Repeat the material in full. Keep every line exactly as it is.

........

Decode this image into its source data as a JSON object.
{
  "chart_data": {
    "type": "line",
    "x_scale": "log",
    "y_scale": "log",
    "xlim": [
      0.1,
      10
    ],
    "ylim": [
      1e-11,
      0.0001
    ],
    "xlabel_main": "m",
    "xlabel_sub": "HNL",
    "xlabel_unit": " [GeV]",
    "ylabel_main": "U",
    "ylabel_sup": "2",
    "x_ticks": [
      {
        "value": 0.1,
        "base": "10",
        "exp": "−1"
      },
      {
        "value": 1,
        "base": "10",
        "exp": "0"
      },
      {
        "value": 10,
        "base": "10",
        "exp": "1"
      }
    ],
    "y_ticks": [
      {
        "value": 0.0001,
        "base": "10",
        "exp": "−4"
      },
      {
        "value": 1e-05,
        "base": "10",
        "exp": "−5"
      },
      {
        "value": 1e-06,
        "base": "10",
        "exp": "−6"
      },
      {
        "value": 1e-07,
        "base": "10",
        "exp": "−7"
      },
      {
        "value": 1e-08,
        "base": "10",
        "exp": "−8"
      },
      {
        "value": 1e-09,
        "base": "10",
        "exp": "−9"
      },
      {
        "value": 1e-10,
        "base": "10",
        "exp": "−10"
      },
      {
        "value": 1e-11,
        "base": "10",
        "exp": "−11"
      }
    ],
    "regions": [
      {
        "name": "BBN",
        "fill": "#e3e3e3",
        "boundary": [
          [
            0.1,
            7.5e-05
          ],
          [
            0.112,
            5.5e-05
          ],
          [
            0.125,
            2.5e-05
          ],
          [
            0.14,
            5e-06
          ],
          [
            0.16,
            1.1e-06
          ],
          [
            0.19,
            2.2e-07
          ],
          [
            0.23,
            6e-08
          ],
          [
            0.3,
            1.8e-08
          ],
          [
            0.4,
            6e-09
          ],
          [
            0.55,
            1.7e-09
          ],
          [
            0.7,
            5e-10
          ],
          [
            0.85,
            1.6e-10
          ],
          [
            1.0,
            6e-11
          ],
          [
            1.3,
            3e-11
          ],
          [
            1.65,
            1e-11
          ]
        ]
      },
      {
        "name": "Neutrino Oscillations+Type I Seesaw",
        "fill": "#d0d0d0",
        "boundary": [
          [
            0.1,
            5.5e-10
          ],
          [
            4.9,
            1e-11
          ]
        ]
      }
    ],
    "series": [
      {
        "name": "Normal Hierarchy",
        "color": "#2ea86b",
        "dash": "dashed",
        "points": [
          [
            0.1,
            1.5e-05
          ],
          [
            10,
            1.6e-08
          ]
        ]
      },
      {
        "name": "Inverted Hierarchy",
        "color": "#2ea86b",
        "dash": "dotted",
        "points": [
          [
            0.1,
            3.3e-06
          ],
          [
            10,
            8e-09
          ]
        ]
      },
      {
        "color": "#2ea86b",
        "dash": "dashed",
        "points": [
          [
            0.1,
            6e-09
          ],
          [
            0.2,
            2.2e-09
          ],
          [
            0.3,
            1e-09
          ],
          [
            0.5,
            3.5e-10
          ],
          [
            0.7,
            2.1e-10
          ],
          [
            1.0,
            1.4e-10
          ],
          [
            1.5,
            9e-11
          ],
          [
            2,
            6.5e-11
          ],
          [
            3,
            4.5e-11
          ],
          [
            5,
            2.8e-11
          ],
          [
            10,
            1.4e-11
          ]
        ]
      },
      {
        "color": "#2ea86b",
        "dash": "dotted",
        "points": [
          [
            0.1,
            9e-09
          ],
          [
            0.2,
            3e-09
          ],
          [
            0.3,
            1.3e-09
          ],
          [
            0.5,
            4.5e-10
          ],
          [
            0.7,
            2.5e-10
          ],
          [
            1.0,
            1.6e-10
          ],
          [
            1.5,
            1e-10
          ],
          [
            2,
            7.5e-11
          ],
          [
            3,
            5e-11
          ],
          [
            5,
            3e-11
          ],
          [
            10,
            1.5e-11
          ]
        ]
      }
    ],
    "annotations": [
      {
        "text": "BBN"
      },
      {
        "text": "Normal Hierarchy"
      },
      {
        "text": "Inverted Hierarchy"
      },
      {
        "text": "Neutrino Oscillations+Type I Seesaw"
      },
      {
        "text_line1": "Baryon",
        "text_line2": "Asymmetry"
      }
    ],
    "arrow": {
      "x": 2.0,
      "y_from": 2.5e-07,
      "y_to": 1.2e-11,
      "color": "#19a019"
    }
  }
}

........

■ ANSWER TO THIS PROBLEM
Decode this image into its source data as a JSON object.
{
  "chart_data": {
    "type": "line",
    "x_scale": "log",
    "y_scale": "log",
    "xlim": [
      0.1,
      10
    ],
    "ylim": [
      1e-11,
      0.0001
    ],
    "xlabel_main": "m",
    "xlabel_sub": "HNL",
    "xlabel_unit": " [GeV]",
    "ylabel_main": "U",
    "ylabel_sup": "2",
    "x_ticks": [
      {
        "value": 0.1,
        "base": "10",
        "exp": "−1"
      },
      {
        "value": 1,
        "base": "10",
        "exp": "0"
      },
      {
        "value": 10,
        "base": "10",
        "exp": "1"
      }
    ],
    "y_ticks": [
      {
        "value": 0.0001,
        "base": "10",
        "exp": "−4"
      },
      {
        "value": 1e-05,
        "base": "10",
        "exp": "−5"
      },
      {
        "value": 1e-06,
        "base": "10",
        "exp": "−6"
      },
      {
        "value": 1e-07,
        "base": "10",
        "exp": "−7"
      },
      {
        "value": 1e-08,
        "base": "10",
        "exp": "−8"
      },
      {
        "value": 1e-09,
        "base": "10",
        "exp": "−9"
      },
      {
        "value": 1e-10,
        "base": "10",
        "exp": "−10"
      },
      {
        "value": 1e-11,
        "base": "10",
        "exp": "−11"
      }
    ],
    "regions": [
      {
        "name": "BBN",
        "fill": "#e3e3e3",
        "boundary": [
          [
            0.1,
            7.5e-05
          ],
          [
            0.112,
            5.5e-05
          ],
          [
            0.125,
            2.5e-05
          ],
          [
            0.14,
            5e-06
          ],
          [
            0.16,
            1.1e-06
          ],
          [
            0.19,
            2.2e-07
          ],
          [
            0.23,
            6e-08
          ],
          [
            0.3,
            1.8e-08
          ],
          [
            0.4,
            6e-09
          ],
          [
            0.55,
            1.7e-09
          ],
          [
            0.7,
            5e-10
          ],
          [
            0.85,
            1.6e-10
          ],
          [
            1.0,
            6e-11
          ],
          [
            1.3,
            3e-11
          ],
          [
            1.65,
            1e-11
          ]
        ]
      },
      {
        "name": "Neutrino Oscillations+Type I Seesaw",
        "fill": "#d0d0d0",
        "boundary": [
          [
            0.1,
            5.5e-10
          ],
          [
            4.9,
            1e-11
          ]
        ]
      }
    ],
    "series": [
      {
        "name": "Normal Hierarchy",
        "color": "#2ea86b",
        "dash": "dashed",
        "points": [
          [
            0.1,
            1.5e-05
          ],
          [
            10,
            1.6e-08
          ]
        ]
      },
      {
        "name": "Inverted Hierarchy",
        "color": "#2ea86b",
        "dash": "dotted",
        "points": [
          [
            0.1,
            3.3e-06
          ],
          [
            10,
            8e-09
          ]
        ]
      },
      {
        "color": "#2ea86b",
        "dash": "dashed",
        "points": [
          [
            0.1,
            6e-09
          ],
          [
            0.2,
            2.2e-09
          ],
          [
            0.3,
            1e-09
          ],
          [
            0.5,
            3.5e-10
          ],
          [
            0.7,
            2.1e-10
          ],
          [
            1.0,
            1.4e-10
          ],
          [
            1.5,
            9e-11
          ],
          [
            2,
            6.5e-11
          ],
          [
            3,
            4.5e-11
          ],
          [
            5,
            2.8e-11
          ],
          [
            10,
            1.4e-11
          ]
        ]
      },
      {
        "color": "#2ea86b",
        "dash": "dotted",
        "points": [
          [
            0.1,
            9e-09
          ],
          [
            0.2,
            3e-09
          ],
          [
            0.3,
            1.3e-09
          ],
          [
            0.5,
            4.5e-10
          ],
          [
            0.7,
            2.5e-10
          ],
          [
            1.0,
            1.6e-10
          ],
          [
            1.5,
            1e-10
          ],
          [
            2,
            7.5e-11
          ],
          [
            3,
            5e-11
          ],
          [
            5,
            3e-11
          ],
          [
            10,
            1.5e-11
          ]
        ]
      }
    ],
    "annotations": [
      {
        "text": "BBN"
      },
      {
        "text": "Normal Hierarchy"
      },
      {
        "text": "Inverted Hierarchy"
      },
      {
        "text": "Neutrino Oscillations+Type I Seesaw"
      },
      {
        "text_line1": "Baryon",
        "text_line2": "Asymmetry"
      }
    ],
    "arrow": {
      "x": 2.0,
      "y_from": 2.5e-07,
      "y_to": 1.2e-11,
      "color": "#19a019"
    }
  }
}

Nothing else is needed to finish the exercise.